## Exercise
Omit the images, then print each record below exactly as it reads.

Stored entries:
----

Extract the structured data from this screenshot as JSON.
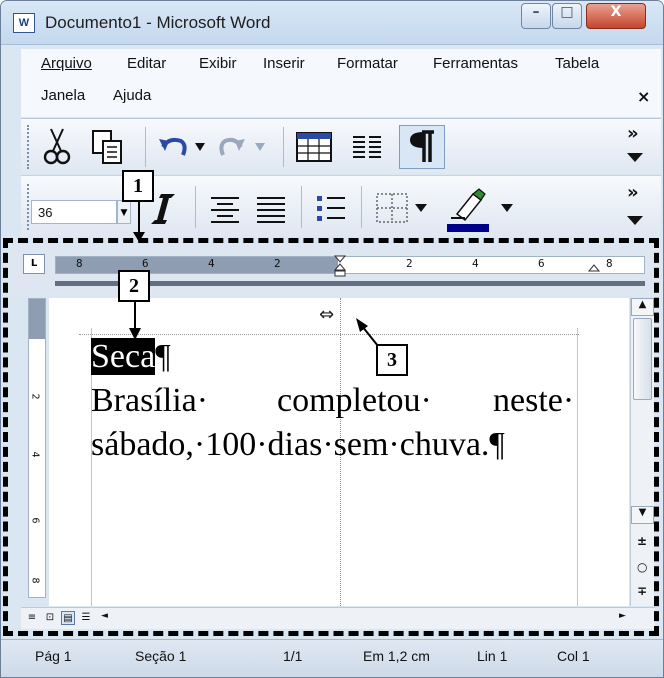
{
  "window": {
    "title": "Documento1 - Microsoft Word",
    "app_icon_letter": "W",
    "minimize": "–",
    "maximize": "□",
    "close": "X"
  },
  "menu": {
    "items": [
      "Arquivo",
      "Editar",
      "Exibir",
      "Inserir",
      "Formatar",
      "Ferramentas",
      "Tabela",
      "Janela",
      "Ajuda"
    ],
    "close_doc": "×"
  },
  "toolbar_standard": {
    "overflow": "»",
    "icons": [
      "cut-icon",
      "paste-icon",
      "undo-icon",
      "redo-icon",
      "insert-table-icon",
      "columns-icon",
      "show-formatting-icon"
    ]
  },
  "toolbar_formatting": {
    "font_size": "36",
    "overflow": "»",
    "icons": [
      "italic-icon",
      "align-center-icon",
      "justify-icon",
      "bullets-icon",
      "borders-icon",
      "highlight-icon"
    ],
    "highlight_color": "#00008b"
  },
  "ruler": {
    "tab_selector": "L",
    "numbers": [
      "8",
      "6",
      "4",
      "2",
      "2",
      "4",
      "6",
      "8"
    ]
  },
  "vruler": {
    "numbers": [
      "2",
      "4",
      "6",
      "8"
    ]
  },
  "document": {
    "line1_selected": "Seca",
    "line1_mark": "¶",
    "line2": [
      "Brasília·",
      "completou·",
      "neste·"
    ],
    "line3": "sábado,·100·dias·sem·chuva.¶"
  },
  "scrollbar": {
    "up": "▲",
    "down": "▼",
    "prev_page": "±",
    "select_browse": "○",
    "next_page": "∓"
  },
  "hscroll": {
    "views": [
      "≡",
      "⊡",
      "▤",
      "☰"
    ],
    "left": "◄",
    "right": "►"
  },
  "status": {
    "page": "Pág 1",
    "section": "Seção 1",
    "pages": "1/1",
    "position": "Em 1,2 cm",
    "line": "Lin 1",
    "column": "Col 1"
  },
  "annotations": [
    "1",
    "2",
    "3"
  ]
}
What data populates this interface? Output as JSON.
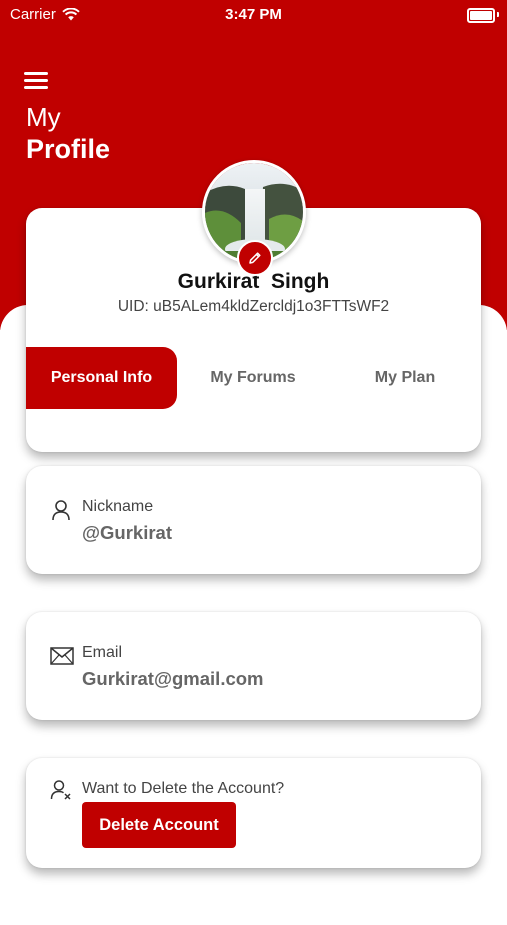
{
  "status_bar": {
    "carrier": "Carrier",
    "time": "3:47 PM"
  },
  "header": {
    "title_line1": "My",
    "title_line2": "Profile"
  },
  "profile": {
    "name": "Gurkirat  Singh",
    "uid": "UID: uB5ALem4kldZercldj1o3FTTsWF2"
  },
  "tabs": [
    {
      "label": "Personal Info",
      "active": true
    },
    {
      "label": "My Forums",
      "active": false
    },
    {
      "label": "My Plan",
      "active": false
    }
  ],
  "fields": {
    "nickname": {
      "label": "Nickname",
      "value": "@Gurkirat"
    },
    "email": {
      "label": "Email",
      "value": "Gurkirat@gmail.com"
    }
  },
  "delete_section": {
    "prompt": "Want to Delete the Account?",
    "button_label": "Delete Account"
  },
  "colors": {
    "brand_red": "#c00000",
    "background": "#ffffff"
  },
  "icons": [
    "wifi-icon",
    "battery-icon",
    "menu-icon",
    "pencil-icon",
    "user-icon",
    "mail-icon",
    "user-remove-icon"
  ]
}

----

## Solution
Extract the structured data from this screenshot as JSON.
{
  "window": {
    "title": "Documento1 - Microsoft Word",
    "app_icon_letter": "W",
    "minimize": "–",
    "maximize": "□",
    "close": "X"
  },
  "menu": {
    "items": [
      "Arquivo",
      "Editar",
      "Exibir",
      "Inserir",
      "Formatar",
      "Ferramentas",
      "Tabela",
      "Janela",
      "Ajuda"
    ],
    "close_doc": "×"
  },
  "toolbar_standard": {
    "overflow": "»",
    "icons": [
      "cut-icon",
      "paste-icon",
      "undo-icon",
      "redo-icon",
      "insert-table-icon",
      "columns-icon",
      "show-formatting-icon"
    ]
  },
  "toolbar_formatting": {
    "font_size": "36",
    "overflow": "»",
    "icons": [
      "italic-icon",
      "align-center-icon",
      "justify-icon",
      "bullets-icon",
      "borders-icon",
      "highlight-icon"
    ],
    "highlight_color": "#00008b"
  },
  "ruler": {
    "tab_selector": "L",
    "numbers": [
      "8",
      "6",
      "4",
      "2",
      "2",
      "4",
      "6",
      "8"
    ]
  },
  "vruler": {
    "numbers": [
      "2",
      "4",
      "6",
      "8"
    ]
  },
  "document": {
    "line1_selected": "Seca",
    "line1_mark": "¶",
    "line2": [
      "Brasília·",
      "completou·",
      "neste·"
    ],
    "line3": "sábado,·100·dias·sem·chuva.¶"
  },
  "scrollbar": {
    "up": "▲",
    "down": "▼",
    "prev_page": "±",
    "select_browse": "○",
    "next_page": "∓"
  },
  "hscroll": {
    "views": [
      "≡",
      "⊡",
      "▤",
      "☰"
    ],
    "left": "◄",
    "right": "►"
  },
  "status": {
    "page": "Pág 1",
    "section": "Seção 1",
    "pages": "1/1",
    "position": "Em 1,2 cm",
    "line": "Lin 1",
    "column": "Col 1"
  },
  "annotations": [
    "1",
    "2",
    "3"
  ]
}
What data populates this interface? Output as JSON.
{
  "status_bar": {
    "carrier": "Carrier",
    "time": "3:47 PM"
  },
  "header": {
    "title_line1": "My",
    "title_line2": "Profile"
  },
  "profile": {
    "name": "Gurkirat  Singh",
    "uid": "UID: uB5ALem4kldZercldj1o3FTTsWF2"
  },
  "tabs": [
    {
      "label": "Personal Info",
      "active": true
    },
    {
      "label": "My Forums",
      "active": false
    },
    {
      "label": "My Plan",
      "active": false
    }
  ],
  "fields": {
    "nickname": {
      "label": "Nickname",
      "value": "@Gurkirat"
    },
    "email": {
      "label": "Email",
      "value": "Gurkirat@gmail.com"
    }
  },
  "delete_section": {
    "prompt": "Want to Delete the Account?",
    "button_label": "Delete Account"
  },
  "colors": {
    "brand_red": "#c00000",
    "background": "#ffffff"
  },
  "icons": [
    "wifi-icon",
    "battery-icon",
    "menu-icon",
    "pencil-icon",
    "user-icon",
    "mail-icon",
    "user-remove-icon"
  ]
}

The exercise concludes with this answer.